_TASK TO CARRY OUT_: Reproduce all of the following data verbatim, line for line.

** Start **

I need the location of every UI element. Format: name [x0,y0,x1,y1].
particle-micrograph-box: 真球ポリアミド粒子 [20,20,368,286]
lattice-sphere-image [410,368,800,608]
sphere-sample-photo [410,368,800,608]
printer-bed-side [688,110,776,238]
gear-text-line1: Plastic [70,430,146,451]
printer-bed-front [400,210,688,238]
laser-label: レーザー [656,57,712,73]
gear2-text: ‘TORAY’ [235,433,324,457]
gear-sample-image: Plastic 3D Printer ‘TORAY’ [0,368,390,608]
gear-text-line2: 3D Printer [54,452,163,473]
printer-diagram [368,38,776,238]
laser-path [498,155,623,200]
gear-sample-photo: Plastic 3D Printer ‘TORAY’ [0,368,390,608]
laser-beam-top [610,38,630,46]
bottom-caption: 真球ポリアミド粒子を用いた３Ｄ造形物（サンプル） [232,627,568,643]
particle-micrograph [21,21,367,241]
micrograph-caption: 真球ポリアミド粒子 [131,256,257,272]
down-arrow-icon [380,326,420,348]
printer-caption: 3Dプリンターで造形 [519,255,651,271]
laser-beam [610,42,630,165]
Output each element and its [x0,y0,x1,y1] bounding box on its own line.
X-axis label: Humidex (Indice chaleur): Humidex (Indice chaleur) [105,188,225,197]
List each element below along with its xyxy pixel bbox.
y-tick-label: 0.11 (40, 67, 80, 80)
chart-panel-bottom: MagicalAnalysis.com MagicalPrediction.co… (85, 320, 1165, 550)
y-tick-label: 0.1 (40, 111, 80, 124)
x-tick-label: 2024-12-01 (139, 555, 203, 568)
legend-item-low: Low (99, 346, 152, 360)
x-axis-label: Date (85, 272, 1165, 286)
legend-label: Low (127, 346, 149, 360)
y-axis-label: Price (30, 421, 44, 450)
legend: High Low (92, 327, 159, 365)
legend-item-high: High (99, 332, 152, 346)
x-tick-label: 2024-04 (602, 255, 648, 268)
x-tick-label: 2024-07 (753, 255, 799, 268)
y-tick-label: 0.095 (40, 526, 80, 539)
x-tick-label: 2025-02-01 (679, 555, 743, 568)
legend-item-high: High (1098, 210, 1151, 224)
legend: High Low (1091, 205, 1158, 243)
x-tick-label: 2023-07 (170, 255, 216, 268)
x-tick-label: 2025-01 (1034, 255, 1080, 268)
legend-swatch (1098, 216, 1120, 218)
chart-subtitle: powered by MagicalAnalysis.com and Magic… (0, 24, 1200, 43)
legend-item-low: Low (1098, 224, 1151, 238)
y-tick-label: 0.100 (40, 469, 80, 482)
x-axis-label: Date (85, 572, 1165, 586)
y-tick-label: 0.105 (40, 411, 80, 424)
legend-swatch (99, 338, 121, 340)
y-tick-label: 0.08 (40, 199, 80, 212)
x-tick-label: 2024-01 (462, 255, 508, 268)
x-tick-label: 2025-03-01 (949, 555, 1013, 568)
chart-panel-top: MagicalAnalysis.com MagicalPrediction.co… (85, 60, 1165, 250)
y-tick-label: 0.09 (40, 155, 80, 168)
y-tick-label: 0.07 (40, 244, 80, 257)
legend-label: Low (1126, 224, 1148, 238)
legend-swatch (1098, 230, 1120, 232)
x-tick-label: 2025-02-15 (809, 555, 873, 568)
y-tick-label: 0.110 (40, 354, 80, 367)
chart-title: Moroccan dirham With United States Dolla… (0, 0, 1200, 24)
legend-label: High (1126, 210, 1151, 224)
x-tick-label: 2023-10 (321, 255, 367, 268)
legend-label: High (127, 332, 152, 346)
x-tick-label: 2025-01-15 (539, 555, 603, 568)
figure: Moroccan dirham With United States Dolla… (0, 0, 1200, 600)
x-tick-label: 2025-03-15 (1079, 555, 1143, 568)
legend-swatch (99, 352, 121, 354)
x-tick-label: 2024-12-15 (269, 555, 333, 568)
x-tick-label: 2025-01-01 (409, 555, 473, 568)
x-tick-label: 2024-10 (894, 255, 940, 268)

** End **

_COMPLETED TASK_:
I need the location of every UI element. Format: name [x0,y0,x1,y1].
particle-micrograph-box: 真球ポリアミド粒子 [20,20,368,286]
lattice-sphere-image [410,368,800,608]
sphere-sample-photo [410,368,800,608]
printer-bed-side [688,110,776,238]
gear-text-line1: Plastic [70,430,146,451]
printer-bed-front [400,210,688,238]
laser-label: レーザー [656,57,712,73]
gear2-text: ‘TORAY’ [235,433,324,457]
gear-sample-image: Plastic 3D Printer ‘TORAY’ [0,368,390,608]
gear-text-line2: 3D Printer [54,452,163,473]
printer-diagram [368,38,776,238]
laser-path [498,155,623,200]
gear-sample-photo: Plastic 3D Printer ‘TORAY’ [0,368,390,608]
laser-beam-top [610,38,630,46]
bottom-caption: 真球ポリアミド粒子を用いた３Ｄ造形物（サンプル） [232,627,568,643]
particle-micrograph [21,21,367,241]
micrograph-caption: 真球ポリアミド粒子 [131,256,257,272]
down-arrow-icon [380,326,420,348]
printer-caption: 3Dプリンターで造形 [519,255,651,271]
laser-beam [610,42,630,165]
Output each element and its [x0,y0,x1,y1] bounding box on its own line.
X-axis label: Humidex (Indice chaleur): Humidex (Indice chaleur) [105,188,225,197]
List each element below along with its xyxy pixel bbox.
y-tick-label: 0.11 (40, 67, 80, 80)
chart-panel-bottom: MagicalAnalysis.com MagicalPrediction.co… (85, 320, 1165, 550)
y-tick-label: 0.1 (40, 111, 80, 124)
x-tick-label: 2024-12-01 (139, 555, 203, 568)
legend-item-low: Low (99, 346, 152, 360)
x-axis-label: Date (85, 272, 1165, 286)
legend-label: Low (127, 346, 149, 360)
y-axis-label: Price (30, 421, 44, 450)
legend: High Low (92, 327, 159, 365)
legend-item-high: High (99, 332, 152, 346)
x-tick-label: 2024-04 (602, 255, 648, 268)
x-tick-label: 2024-07 (753, 255, 799, 268)
y-tick-label: 0.095 (40, 526, 80, 539)
x-tick-label: 2025-02-01 (679, 555, 743, 568)
legend-item-high: High (1098, 210, 1151, 224)
legend: High Low (1091, 205, 1158, 243)
x-tick-label: 2023-07 (170, 255, 216, 268)
x-tick-label: 2025-01 (1034, 255, 1080, 268)
legend-swatch (1098, 216, 1120, 218)
chart-subtitle: powered by MagicalAnalysis.com and Magic… (0, 24, 1200, 43)
legend-item-low: Low (1098, 224, 1151, 238)
y-tick-label: 0.100 (40, 469, 80, 482)
x-axis-label: Date (85, 572, 1165, 586)
y-tick-label: 0.105 (40, 411, 80, 424)
legend-swatch (99, 338, 121, 340)
y-tick-label: 0.08 (40, 199, 80, 212)
x-tick-label: 2024-01 (462, 255, 508, 268)
x-tick-label: 2025-03-01 (949, 555, 1013, 568)
chart-panel-top: MagicalAnalysis.com MagicalPrediction.co… (85, 60, 1165, 250)
y-tick-label: 0.09 (40, 155, 80, 168)
y-tick-label: 0.07 (40, 244, 80, 257)
legend-label: Low (1126, 224, 1148, 238)
legend-swatch (1098, 230, 1120, 232)
x-tick-label: 2025-02-15 (809, 555, 873, 568)
y-tick-label: 0.110 (40, 354, 80, 367)
chart-title: Moroccan dirham With United States Dolla… (0, 0, 1200, 24)
legend-label: High (1126, 210, 1151, 224)
x-tick-label: 2023-10 (321, 255, 367, 268)
legend-label: High (127, 332, 152, 346)
x-tick-label: 2025-01-15 (539, 555, 603, 568)
figure: Moroccan dirham With United States Dolla… (0, 0, 1200, 600)
x-tick-label: 2025-03-15 (1079, 555, 1143, 568)
legend-swatch (99, 352, 121, 354)
x-tick-label: 2024-12-15 (269, 555, 333, 568)
x-tick-label: 2025-01-01 (409, 555, 473, 568)
x-tick-label: 2024-10 (894, 255, 940, 268)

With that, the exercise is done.